> _To be done_
Reproduce the listing below without any change.
begin
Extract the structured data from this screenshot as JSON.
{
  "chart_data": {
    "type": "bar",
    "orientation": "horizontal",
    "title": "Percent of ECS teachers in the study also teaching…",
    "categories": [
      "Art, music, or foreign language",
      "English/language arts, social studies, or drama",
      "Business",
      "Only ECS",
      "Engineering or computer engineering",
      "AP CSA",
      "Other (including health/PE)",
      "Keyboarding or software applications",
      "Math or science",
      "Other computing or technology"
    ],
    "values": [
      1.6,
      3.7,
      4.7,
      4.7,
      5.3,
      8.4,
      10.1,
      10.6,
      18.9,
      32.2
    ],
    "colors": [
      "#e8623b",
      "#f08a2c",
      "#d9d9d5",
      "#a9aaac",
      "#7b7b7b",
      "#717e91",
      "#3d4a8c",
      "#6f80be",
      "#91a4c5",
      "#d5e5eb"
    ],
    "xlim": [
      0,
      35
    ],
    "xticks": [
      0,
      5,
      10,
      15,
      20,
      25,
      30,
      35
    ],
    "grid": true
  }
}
end
> _Output below_
Extract the structured data from this screenshot as JSON.
{
  "chart_data": {
    "type": "bar",
    "orientation": "horizontal",
    "title": "Percent of ECS teachers in the study also teaching…",
    "categories": [
      "Art, music, or foreign language",
      "English/language arts, social studies, or drama",
      "Business",
      "Only ECS",
      "Engineering or computer engineering",
      "AP CSA",
      "Other (including health/PE)",
      "Keyboarding or software applications",
      "Math or science",
      "Other computing or technology"
    ],
    "values": [
      1.6,
      3.7,
      4.7,
      4.7,
      5.3,
      8.4,
      10.1,
      10.6,
      18.9,
      32.2
    ],
    "colors": [
      "#e8623b",
      "#f08a2c",
      "#d9d9d5",
      "#a9aaac",
      "#7b7b7b",
      "#717e91",
      "#3d4a8c",
      "#6f80be",
      "#91a4c5",
      "#d5e5eb"
    ],
    "xlim": [
      0,
      35
    ],
    "xticks": [
      0,
      5,
      10,
      15,
      20,
      25,
      30,
      35
    ],
    "grid": true
  }
}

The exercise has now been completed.